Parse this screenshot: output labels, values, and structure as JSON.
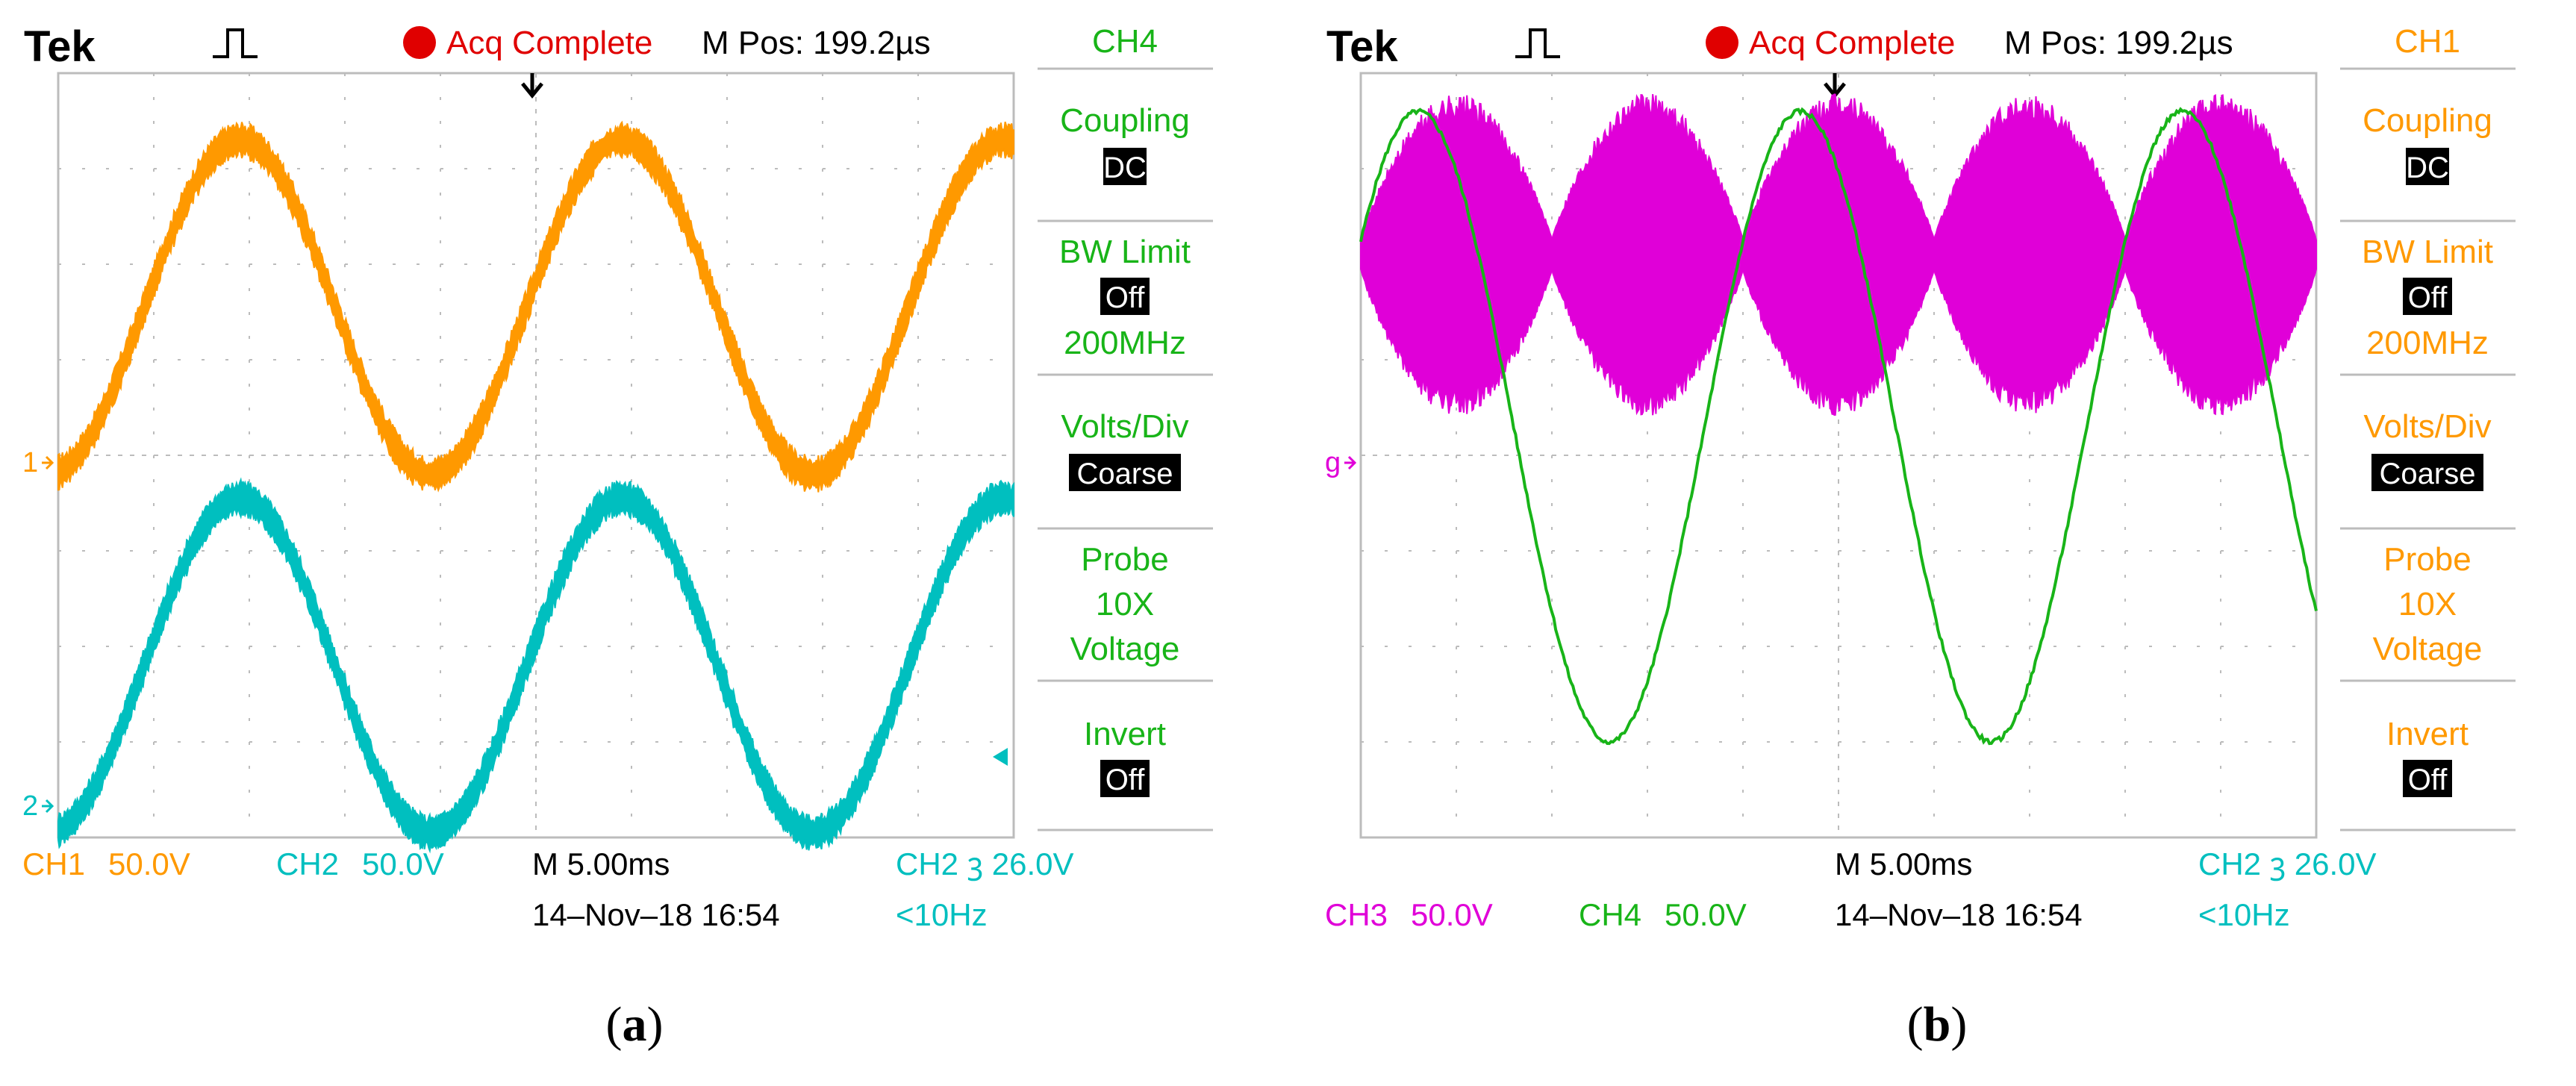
{
  "panels": [
    {
      "id": "a",
      "caption_letter": "a",
      "header": {
        "brand": "Tek",
        "trigger_state": "Acq Complete",
        "m_pos": "M Pos: 199.2µs"
      },
      "side_menu": {
        "channel": "CH4",
        "coupling_label": "Coupling",
        "coupling_value": "DC",
        "bw_label": "BW Limit",
        "bw_value": "Off",
        "bw_freq": "200MHz",
        "volts_label": "Volts/Div",
        "volts_value": "Coarse",
        "probe_label": "Probe",
        "probe_x": "10X",
        "probe_kind": "Voltage",
        "invert_label": "Invert",
        "invert_value": "Off"
      },
      "footer": {
        "ch_left": "CH1",
        "ch_left_scale": "50.0V",
        "ch_right": "CH2",
        "ch_right_scale": "50.0V",
        "timebase": "M 5.00ms",
        "datetime": "14–Nov–18 16:54",
        "trigger": "CH2 ⳍ 26.0V",
        "freq": "<10Hz"
      },
      "markers": [
        "1",
        "2"
      ]
    },
    {
      "id": "b",
      "caption_letter": "b",
      "header": {
        "brand": "Tek",
        "trigger_state": "Acq Complete",
        "m_pos": "M Pos: 199.2µs"
      },
      "side_menu": {
        "channel": "CH1",
        "coupling_label": "Coupling",
        "coupling_value": "DC",
        "bw_label": "BW Limit",
        "bw_value": "Off",
        "bw_freq": "200MHz",
        "volts_label": "Volts/Div",
        "volts_value": "Coarse",
        "probe_label": "Probe",
        "probe_x": "10X",
        "probe_kind": "Voltage",
        "invert_label": "Invert",
        "invert_value": "Off"
      },
      "footer": {
        "ch_left": "CH3",
        "ch_left_scale": "50.0V",
        "ch_right": "CH4",
        "ch_right_scale": "50.0V",
        "timebase": "M 5.00ms",
        "datetime": "14–Nov–18 16:54",
        "trigger": "CH2 ⳍ 26.0V",
        "freq": "<10Hz"
      },
      "markers": [
        "g"
      ]
    }
  ],
  "colors": {
    "ch1": "#ff9900",
    "ch2": "#00bfbf",
    "ch3": "#e000d8",
    "ch4": "#18b418",
    "grid": "#bcbcbc",
    "acq": "#e00000"
  },
  "chart_data": [
    {
      "type": "line",
      "panel": "a",
      "x_unit": "ms",
      "x_range": [
        0,
        50
      ],
      "y_unit": "div",
      "y_range": [
        -4,
        4
      ],
      "series": [
        {
          "channel": "CH1",
          "kind": "sine",
          "period_ms": 20,
          "peak_time_ms": 9.5,
          "offset_div": 1.55,
          "amplitude_div": 1.75,
          "noise_div": 0.28
        },
        {
          "channel": "CH2",
          "kind": "sine",
          "period_ms": 20,
          "peak_time_ms": 9.5,
          "offset_div": -2.2,
          "amplitude_div": 1.75,
          "noise_div": 0.28
        }
      ]
    },
    {
      "type": "line",
      "panel": "b",
      "x_unit": "ms",
      "x_range": [
        0,
        50
      ],
      "y_unit": "div",
      "y_range": [
        -4,
        4
      ],
      "series": [
        {
          "channel": "CH4",
          "kind": "sine",
          "period_ms": 20,
          "peak_time_ms": 3,
          "offset_div": 0.3,
          "amplitude_div": 3.3,
          "noise_div": 0.05
        },
        {
          "channel": "CH3",
          "kind": "envelope",
          "period_ms": 20,
          "center_div": 2.1,
          "max_halfwidth_div": 1.55,
          "min_halfwidth_div": 0.15,
          "bulge_peaks_ms": [
            4.5,
            14.5,
            24.5,
            34.5,
            44.5
          ],
          "waist_ms": [
            0,
            10.5,
            20.5,
            30.5,
            40.5
          ]
        }
      ]
    }
  ]
}
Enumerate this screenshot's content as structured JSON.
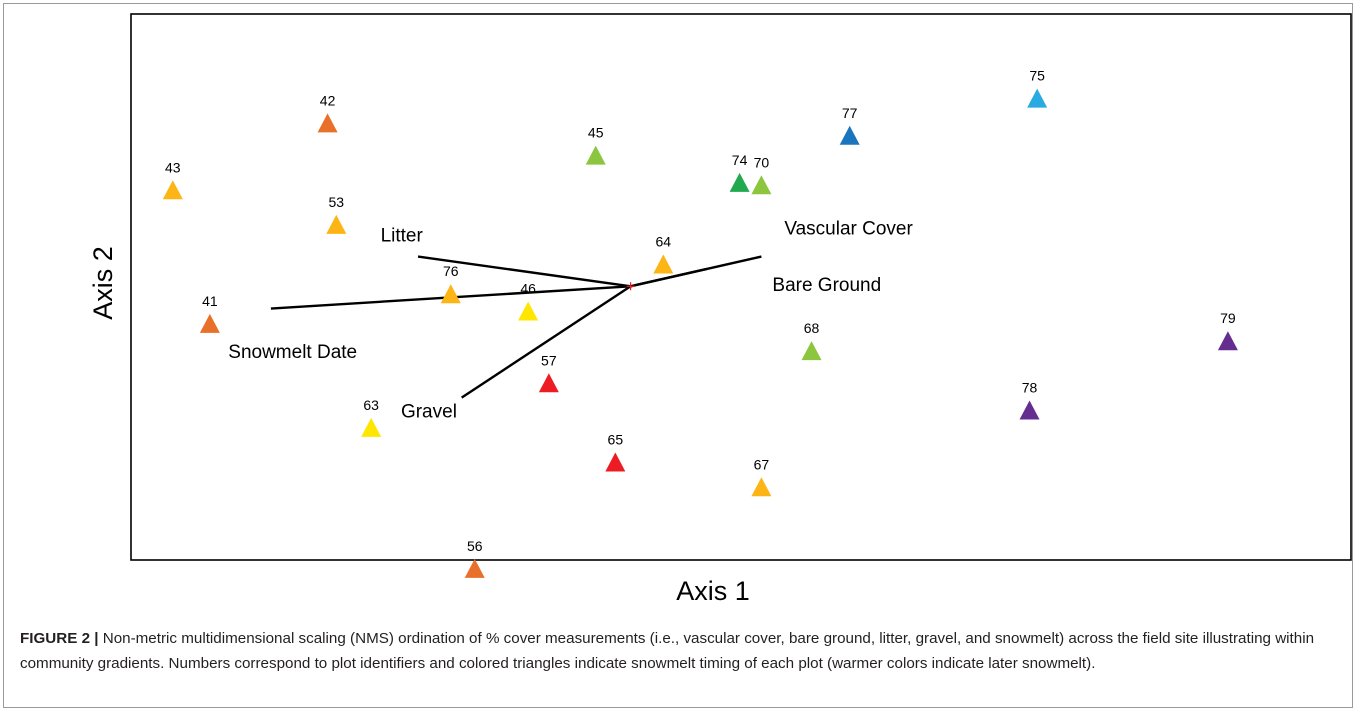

- _Goal of the exercise_
Copy every entry exactly as written. Pictures are excluded.

- _Solution for this exercise_
Parse this screenshot: output labels, values, and structure as JSON.
{
  "panels": [
    {
      "id": "a",
      "caption_letter": "a",
      "header": {
        "brand": "Tek",
        "trigger_state": "Acq Complete",
        "m_pos": "M Pos: 199.2µs"
      },
      "side_menu": {
        "channel": "CH4",
        "coupling_label": "Coupling",
        "coupling_value": "DC",
        "bw_label": "BW Limit",
        "bw_value": "Off",
        "bw_freq": "200MHz",
        "volts_label": "Volts/Div",
        "volts_value": "Coarse",
        "probe_label": "Probe",
        "probe_x": "10X",
        "probe_kind": "Voltage",
        "invert_label": "Invert",
        "invert_value": "Off"
      },
      "footer": {
        "ch_left": "CH1",
        "ch_left_scale": "50.0V",
        "ch_right": "CH2",
        "ch_right_scale": "50.0V",
        "timebase": "M 5.00ms",
        "datetime": "14–Nov–18 16:54",
        "trigger": "CH2 ⳍ 26.0V",
        "freq": "<10Hz"
      },
      "markers": [
        "1",
        "2"
      ]
    },
    {
      "id": "b",
      "caption_letter": "b",
      "header": {
        "brand": "Tek",
        "trigger_state": "Acq Complete",
        "m_pos": "M Pos: 199.2µs"
      },
      "side_menu": {
        "channel": "CH1",
        "coupling_label": "Coupling",
        "coupling_value": "DC",
        "bw_label": "BW Limit",
        "bw_value": "Off",
        "bw_freq": "200MHz",
        "volts_label": "Volts/Div",
        "volts_value": "Coarse",
        "probe_label": "Probe",
        "probe_x": "10X",
        "probe_kind": "Voltage",
        "invert_label": "Invert",
        "invert_value": "Off"
      },
      "footer": {
        "ch_left": "CH3",
        "ch_left_scale": "50.0V",
        "ch_right": "CH4",
        "ch_right_scale": "50.0V",
        "timebase": "M 5.00ms",
        "datetime": "14–Nov–18 16:54",
        "trigger": "CH2 ⳍ 26.0V",
        "freq": "<10Hz"
      },
      "markers": [
        "g"
      ]
    }
  ],
  "colors": {
    "ch1": "#ff9900",
    "ch2": "#00bfbf",
    "ch3": "#e000d8",
    "ch4": "#18b418",
    "grid": "#bcbcbc",
    "acq": "#e00000"
  },
  "chart_data": [
    {
      "type": "line",
      "panel": "a",
      "x_unit": "ms",
      "x_range": [
        0,
        50
      ],
      "y_unit": "div",
      "y_range": [
        -4,
        4
      ],
      "series": [
        {
          "channel": "CH1",
          "kind": "sine",
          "period_ms": 20,
          "peak_time_ms": 9.5,
          "offset_div": 1.55,
          "amplitude_div": 1.75,
          "noise_div": 0.28
        },
        {
          "channel": "CH2",
          "kind": "sine",
          "period_ms": 20,
          "peak_time_ms": 9.5,
          "offset_div": -2.2,
          "amplitude_div": 1.75,
          "noise_div": 0.28
        }
      ]
    },
    {
      "type": "line",
      "panel": "b",
      "x_unit": "ms",
      "x_range": [
        0,
        50
      ],
      "y_unit": "div",
      "y_range": [
        -4,
        4
      ],
      "series": [
        {
          "channel": "CH4",
          "kind": "sine",
          "period_ms": 20,
          "peak_time_ms": 3,
          "offset_div": 0.3,
          "amplitude_div": 3.3,
          "noise_div": 0.05
        },
        {
          "channel": "CH3",
          "kind": "envelope",
          "period_ms": 20,
          "center_div": 2.1,
          "max_halfwidth_div": 1.55,
          "min_halfwidth_div": 0.15,
          "bulge_peaks_ms": [
            4.5,
            14.5,
            24.5,
            34.5,
            44.5
          ],
          "waist_ms": [
            0,
            10.5,
            20.5,
            30.5,
            40.5
          ]
        }
      ]
    }
  ]
}
Enumerate this screenshot's content as structured JSON.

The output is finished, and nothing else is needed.